<<<<

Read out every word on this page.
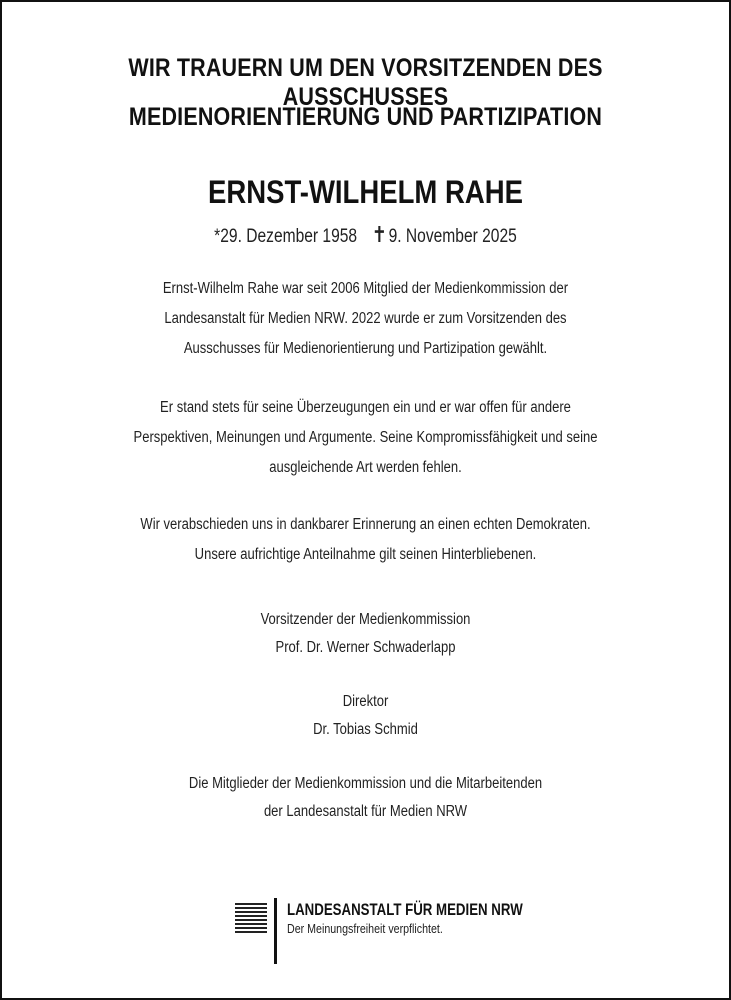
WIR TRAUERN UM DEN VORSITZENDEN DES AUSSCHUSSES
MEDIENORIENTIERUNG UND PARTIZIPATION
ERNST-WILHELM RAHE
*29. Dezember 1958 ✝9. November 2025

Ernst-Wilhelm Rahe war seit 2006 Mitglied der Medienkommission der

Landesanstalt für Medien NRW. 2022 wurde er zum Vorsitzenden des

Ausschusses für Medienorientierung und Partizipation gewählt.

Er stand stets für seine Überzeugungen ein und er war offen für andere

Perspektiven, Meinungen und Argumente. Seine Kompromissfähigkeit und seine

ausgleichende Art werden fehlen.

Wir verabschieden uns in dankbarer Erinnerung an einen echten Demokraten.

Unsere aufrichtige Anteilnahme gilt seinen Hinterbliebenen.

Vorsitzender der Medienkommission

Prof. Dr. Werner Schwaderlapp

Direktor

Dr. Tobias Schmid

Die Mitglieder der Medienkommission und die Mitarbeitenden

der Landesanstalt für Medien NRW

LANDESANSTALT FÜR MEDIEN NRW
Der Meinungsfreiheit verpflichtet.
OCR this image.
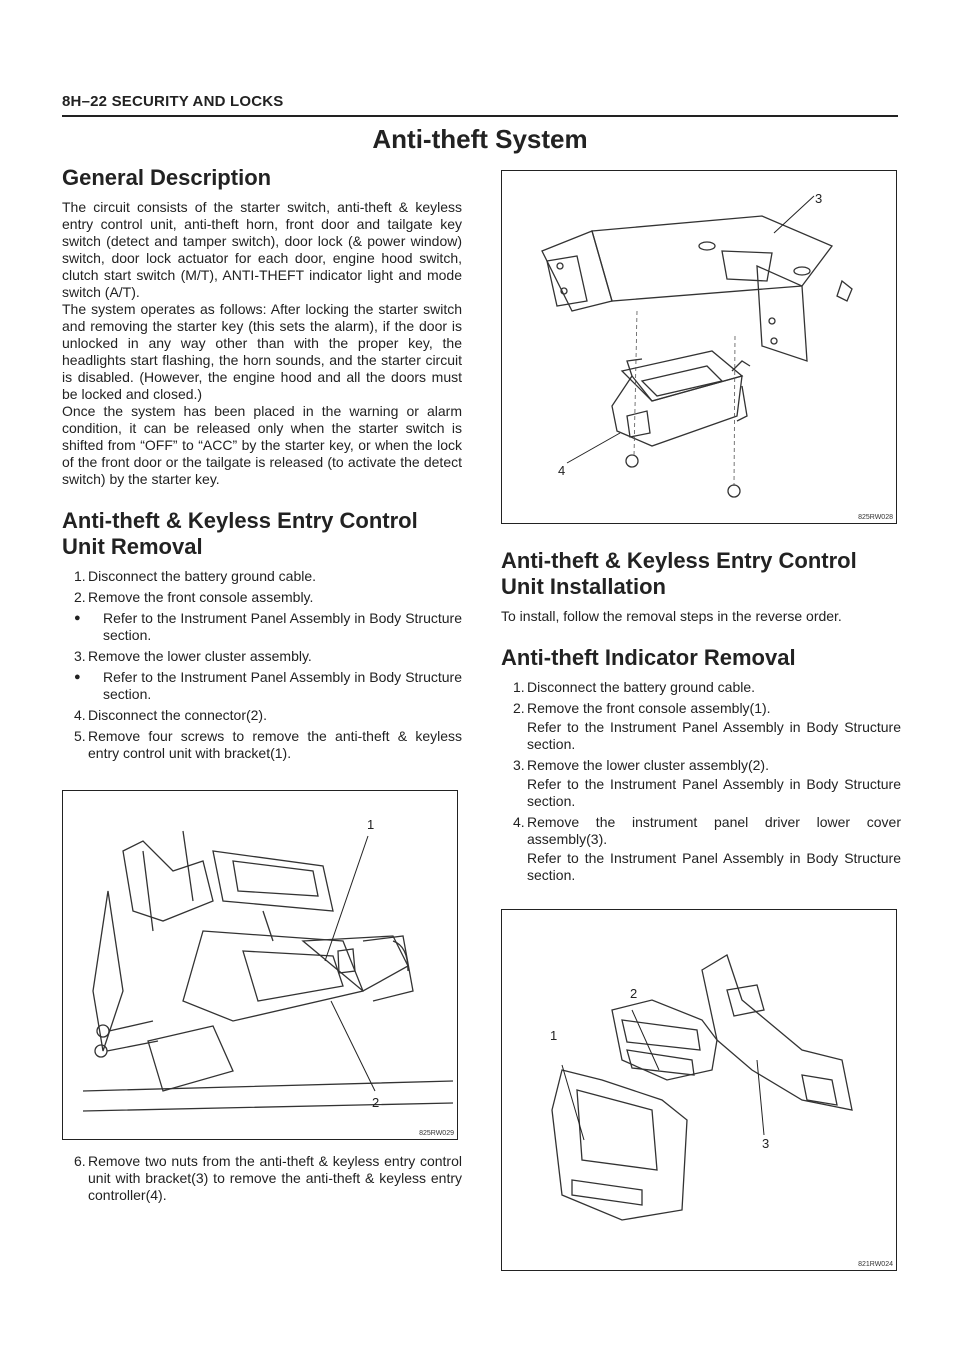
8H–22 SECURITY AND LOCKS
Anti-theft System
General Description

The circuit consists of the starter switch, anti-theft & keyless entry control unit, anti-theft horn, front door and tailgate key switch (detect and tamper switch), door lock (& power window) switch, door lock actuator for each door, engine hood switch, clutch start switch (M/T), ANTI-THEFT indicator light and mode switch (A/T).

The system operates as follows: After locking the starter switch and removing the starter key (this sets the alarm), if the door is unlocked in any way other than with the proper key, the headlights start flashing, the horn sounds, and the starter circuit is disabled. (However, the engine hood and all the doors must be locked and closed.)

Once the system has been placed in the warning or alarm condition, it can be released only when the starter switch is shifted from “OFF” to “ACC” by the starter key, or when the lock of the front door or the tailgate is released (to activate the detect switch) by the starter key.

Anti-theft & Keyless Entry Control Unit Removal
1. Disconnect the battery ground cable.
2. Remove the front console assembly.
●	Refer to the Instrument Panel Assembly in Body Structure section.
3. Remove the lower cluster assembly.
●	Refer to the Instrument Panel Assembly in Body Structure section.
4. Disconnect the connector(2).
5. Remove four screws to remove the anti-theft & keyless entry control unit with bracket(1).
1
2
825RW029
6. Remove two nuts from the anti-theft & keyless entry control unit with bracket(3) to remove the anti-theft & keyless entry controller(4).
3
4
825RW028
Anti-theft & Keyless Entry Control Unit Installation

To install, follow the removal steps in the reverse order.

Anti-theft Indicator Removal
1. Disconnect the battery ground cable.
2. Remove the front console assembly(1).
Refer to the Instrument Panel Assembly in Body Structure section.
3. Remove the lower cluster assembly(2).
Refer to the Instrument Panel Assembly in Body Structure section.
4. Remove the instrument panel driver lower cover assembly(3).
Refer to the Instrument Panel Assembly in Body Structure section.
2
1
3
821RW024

>>>>

* [Written exercise] Leave the pictures out, and transcribe each of the records exactly.

* [Correct output]
Read out every word on this page.
WIR TRAUERN UM DEN VORSITZENDEN DES AUSSCHUSSES
MEDIENORIENTIERUNG UND PARTIZIPATION
ERNST-WILHELM RAHE
*29. Dezember 1958 ✝9. November 2025

Ernst-Wilhelm Rahe war seit 2006 Mitglied der Medienkommission der

Landesanstalt für Medien NRW. 2022 wurde er zum Vorsitzenden des

Ausschusses für Medienorientierung und Partizipation gewählt.

Er stand stets für seine Überzeugungen ein und er war offen für andere

Perspektiven, Meinungen und Argumente. Seine Kompromissfähigkeit und seine

ausgleichende Art werden fehlen.

Wir verabschieden uns in dankbarer Erinnerung an einen echten Demokraten.

Unsere aufrichtige Anteilnahme gilt seinen Hinterbliebenen.

Vorsitzender der Medienkommission

Prof. Dr. Werner Schwaderlapp

Direktor

Dr. Tobias Schmid

Die Mitglieder der Medienkommission und die Mitarbeitenden

der Landesanstalt für Medien NRW

LANDESANSTALT FÜR MEDIEN NRW
Der Meinungsfreiheit verpflichtet.
OCR this image.
8H–22 SECURITY AND LOCKS
Anti-theft System
General Description

The circuit consists of the starter switch, anti-theft & keyless entry control unit, anti-theft horn, front door and tailgate key switch (detect and tamper switch), door lock (& power window) switch, door lock actuator for each door, engine hood switch, clutch start switch (M/T), ANTI-THEFT indicator light and mode switch (A/T).

The system operates as follows: After locking the starter switch and removing the starter key (this sets the alarm), if the door is unlocked in any way other than with the proper key, the headlights start flashing, the horn sounds, and the starter circuit is disabled. (However, the engine hood and all the doors must be locked and closed.)

Once the system has been placed in the warning or alarm condition, it can be released only when the starter switch is shifted from “OFF” to “ACC” by the starter key, or when the lock of the front door or the tailgate is released (to activate the detect switch) by the starter key.

Anti-theft & Keyless Entry Control Unit Removal
1. Disconnect the battery ground cable.
2. Remove the front console assembly.
●	Refer to the Instrument Panel Assembly in Body Structure section.
3. Remove the lower cluster assembly.
●	Refer to the Instrument Panel Assembly in Body Structure section.
4. Disconnect the connector(2).
5. Remove four screws to remove the anti-theft & keyless entry control unit with bracket(1).
1
2
825RW029
6. Remove two nuts from the anti-theft & keyless entry control unit with bracket(3) to remove the anti-theft & keyless entry controller(4).
3
4
825RW028
Anti-theft & Keyless Entry Control Unit Installation

To install, follow the removal steps in the reverse order.

Anti-theft Indicator Removal
1. Disconnect the battery ground cable.
2. Remove the front console assembly(1).
Refer to the Instrument Panel Assembly in Body Structure section.
3. Remove the lower cluster assembly(2).
Refer to the Instrument Panel Assembly in Body Structure section.
4. Remove the instrument panel driver lower cover assembly(3).
Refer to the Instrument Panel Assembly in Body Structure section.
2
1
3
821RW024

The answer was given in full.